START Exercise data
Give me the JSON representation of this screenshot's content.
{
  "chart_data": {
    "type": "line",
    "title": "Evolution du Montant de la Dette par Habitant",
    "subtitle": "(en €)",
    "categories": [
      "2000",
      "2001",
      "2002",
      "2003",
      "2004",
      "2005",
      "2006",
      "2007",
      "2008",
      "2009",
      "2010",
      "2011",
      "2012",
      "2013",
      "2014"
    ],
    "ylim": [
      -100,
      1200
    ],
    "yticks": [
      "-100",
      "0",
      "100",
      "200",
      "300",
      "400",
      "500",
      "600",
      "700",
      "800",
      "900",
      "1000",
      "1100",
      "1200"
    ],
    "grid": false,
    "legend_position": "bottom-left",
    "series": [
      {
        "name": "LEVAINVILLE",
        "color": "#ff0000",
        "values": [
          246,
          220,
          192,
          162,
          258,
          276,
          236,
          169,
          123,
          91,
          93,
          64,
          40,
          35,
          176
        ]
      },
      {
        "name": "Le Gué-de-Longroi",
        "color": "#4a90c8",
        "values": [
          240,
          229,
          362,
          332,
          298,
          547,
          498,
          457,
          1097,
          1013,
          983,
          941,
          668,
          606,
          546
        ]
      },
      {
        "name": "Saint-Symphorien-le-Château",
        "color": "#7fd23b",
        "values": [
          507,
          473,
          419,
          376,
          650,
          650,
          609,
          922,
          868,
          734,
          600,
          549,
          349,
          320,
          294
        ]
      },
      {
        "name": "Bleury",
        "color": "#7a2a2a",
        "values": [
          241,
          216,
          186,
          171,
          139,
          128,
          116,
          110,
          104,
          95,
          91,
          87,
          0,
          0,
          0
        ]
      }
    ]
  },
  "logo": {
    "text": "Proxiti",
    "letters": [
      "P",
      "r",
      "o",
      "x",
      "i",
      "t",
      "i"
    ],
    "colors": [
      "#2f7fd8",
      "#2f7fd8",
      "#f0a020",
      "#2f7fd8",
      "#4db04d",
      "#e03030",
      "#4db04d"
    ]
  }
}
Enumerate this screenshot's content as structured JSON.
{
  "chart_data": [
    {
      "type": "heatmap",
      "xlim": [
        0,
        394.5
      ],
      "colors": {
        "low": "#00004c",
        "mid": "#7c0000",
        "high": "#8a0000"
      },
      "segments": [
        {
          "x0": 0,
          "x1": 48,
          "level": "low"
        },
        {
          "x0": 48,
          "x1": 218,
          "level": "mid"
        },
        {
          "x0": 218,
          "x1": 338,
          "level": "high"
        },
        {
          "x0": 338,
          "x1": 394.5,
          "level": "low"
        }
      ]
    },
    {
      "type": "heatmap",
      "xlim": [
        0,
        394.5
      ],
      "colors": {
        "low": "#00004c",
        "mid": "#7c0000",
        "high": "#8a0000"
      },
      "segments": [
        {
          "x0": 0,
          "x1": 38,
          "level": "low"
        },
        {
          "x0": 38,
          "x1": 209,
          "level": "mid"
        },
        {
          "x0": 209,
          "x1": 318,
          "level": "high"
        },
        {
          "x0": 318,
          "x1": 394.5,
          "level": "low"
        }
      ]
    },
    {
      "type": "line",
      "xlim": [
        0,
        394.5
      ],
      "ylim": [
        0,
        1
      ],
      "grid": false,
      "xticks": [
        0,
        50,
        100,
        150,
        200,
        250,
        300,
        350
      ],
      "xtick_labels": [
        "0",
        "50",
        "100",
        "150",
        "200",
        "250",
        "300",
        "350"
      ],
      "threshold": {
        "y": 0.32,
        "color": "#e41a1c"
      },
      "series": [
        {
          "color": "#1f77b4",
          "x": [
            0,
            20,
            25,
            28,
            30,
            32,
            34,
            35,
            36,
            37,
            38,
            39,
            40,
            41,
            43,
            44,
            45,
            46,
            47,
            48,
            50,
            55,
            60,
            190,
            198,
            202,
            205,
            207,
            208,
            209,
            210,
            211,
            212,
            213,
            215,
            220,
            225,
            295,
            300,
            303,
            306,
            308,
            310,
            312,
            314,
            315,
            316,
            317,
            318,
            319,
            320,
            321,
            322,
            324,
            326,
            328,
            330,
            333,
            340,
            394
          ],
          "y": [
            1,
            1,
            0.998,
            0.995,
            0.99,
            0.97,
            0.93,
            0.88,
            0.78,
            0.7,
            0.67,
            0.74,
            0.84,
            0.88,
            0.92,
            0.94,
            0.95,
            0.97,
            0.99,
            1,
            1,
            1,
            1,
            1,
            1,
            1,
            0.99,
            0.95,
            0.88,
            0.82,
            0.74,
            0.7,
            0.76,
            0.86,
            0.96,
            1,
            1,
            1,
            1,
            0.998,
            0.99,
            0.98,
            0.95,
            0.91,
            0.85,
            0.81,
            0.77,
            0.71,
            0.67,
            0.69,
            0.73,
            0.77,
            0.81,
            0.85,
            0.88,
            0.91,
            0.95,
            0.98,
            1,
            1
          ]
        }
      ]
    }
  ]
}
END Exercise data
START Exercise data
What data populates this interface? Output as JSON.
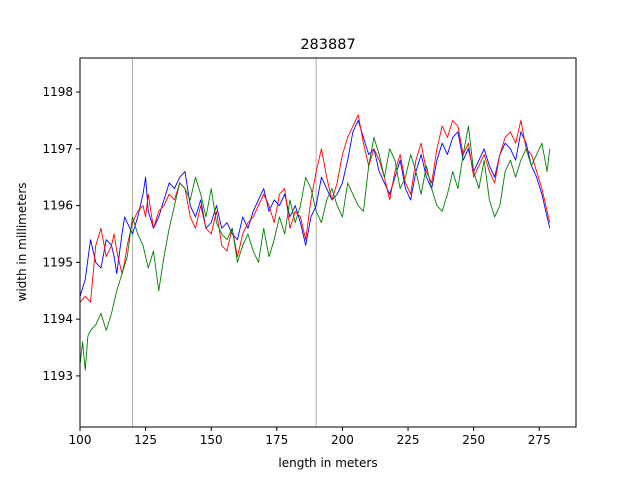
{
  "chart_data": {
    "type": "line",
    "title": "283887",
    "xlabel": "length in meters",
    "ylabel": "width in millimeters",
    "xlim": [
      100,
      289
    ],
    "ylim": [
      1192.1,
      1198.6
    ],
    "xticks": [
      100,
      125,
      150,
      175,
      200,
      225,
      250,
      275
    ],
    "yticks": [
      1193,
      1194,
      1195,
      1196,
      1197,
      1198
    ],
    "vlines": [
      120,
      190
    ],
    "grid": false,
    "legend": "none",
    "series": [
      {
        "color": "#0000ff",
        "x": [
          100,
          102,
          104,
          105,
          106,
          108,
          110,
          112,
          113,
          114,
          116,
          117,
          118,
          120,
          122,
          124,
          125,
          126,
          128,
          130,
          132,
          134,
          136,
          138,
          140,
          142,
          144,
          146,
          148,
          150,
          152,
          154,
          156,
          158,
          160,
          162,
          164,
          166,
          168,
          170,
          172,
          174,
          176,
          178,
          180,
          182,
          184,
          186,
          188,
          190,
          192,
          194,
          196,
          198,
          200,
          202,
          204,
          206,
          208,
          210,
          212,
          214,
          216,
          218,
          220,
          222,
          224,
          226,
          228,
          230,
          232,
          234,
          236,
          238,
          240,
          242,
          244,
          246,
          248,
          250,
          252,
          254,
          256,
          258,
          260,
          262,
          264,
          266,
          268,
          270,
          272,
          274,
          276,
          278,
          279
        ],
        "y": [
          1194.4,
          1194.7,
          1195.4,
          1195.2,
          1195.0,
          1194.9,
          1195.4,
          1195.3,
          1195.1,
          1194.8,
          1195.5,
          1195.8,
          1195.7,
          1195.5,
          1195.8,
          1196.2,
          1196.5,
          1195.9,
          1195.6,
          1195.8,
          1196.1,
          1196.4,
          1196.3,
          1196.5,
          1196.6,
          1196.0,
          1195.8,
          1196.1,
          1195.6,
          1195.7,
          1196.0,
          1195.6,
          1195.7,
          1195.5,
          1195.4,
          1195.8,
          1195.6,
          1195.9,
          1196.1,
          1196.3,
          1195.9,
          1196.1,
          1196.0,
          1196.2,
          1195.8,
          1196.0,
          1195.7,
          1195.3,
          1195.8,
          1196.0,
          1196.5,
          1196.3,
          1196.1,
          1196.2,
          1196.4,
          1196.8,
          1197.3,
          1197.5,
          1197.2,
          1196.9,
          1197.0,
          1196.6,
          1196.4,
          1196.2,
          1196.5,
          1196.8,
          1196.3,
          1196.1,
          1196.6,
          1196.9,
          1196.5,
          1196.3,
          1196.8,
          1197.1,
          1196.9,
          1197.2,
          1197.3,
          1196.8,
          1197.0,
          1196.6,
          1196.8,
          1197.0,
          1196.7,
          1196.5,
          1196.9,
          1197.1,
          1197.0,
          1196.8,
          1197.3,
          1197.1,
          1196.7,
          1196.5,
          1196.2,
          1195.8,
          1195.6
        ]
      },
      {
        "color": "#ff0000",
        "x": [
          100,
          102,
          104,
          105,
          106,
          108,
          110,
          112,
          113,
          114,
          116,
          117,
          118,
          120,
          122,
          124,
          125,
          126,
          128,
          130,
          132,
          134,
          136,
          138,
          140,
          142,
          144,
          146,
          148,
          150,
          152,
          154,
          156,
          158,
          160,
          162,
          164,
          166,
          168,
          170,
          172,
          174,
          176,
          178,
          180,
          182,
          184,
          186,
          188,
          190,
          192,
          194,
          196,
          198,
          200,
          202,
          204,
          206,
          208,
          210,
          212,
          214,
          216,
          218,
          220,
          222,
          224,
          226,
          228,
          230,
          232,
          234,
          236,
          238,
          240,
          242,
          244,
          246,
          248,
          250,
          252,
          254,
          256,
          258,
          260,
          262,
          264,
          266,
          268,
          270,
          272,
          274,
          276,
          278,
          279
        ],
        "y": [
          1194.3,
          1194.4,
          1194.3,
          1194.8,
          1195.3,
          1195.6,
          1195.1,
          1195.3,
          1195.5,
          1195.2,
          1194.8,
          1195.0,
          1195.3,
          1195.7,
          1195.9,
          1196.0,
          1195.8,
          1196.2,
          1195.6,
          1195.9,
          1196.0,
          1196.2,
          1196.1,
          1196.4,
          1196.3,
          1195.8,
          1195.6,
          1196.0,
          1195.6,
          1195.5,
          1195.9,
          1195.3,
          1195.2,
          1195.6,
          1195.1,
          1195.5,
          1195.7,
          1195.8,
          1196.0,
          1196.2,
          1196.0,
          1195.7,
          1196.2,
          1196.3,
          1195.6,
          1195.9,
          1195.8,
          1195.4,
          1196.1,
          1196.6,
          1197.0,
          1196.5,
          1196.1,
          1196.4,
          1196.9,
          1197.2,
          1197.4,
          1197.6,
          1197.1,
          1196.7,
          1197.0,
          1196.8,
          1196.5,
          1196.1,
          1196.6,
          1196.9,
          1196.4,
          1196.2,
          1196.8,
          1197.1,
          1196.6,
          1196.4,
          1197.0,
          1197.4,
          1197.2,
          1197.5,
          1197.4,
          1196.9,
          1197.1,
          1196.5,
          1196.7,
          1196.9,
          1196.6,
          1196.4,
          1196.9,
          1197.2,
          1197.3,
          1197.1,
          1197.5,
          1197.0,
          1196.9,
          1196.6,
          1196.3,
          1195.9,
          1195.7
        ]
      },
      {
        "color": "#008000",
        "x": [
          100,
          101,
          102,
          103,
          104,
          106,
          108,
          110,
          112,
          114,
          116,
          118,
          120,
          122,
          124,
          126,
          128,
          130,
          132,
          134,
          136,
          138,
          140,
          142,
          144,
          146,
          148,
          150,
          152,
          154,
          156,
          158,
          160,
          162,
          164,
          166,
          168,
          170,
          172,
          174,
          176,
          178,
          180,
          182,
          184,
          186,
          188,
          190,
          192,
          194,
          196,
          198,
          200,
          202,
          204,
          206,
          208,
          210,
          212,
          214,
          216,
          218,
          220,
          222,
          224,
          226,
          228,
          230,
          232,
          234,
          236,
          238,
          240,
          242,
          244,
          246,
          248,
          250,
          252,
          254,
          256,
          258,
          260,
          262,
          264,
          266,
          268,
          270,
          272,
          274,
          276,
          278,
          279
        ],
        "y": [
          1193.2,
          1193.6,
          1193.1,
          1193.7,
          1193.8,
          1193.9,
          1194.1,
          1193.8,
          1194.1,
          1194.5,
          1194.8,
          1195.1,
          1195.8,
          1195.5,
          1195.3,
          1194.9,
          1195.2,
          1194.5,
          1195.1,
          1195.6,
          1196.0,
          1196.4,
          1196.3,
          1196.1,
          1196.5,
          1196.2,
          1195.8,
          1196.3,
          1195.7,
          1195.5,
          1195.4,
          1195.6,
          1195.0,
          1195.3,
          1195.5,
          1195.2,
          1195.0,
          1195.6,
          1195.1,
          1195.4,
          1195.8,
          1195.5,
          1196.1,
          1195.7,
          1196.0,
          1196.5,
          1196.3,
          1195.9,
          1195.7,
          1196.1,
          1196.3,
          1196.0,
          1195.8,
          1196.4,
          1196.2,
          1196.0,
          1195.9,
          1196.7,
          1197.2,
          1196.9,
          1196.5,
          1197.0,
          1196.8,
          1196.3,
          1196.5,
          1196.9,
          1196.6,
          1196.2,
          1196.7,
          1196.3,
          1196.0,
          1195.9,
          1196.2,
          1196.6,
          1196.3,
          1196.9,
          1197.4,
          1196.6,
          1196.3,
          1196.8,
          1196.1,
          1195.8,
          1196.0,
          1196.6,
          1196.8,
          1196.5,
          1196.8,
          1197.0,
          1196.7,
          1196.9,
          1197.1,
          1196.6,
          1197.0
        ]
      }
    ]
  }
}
END Exercise data
State only the number of lines in these entries that contain "name".

● **Answer to the problem**: 4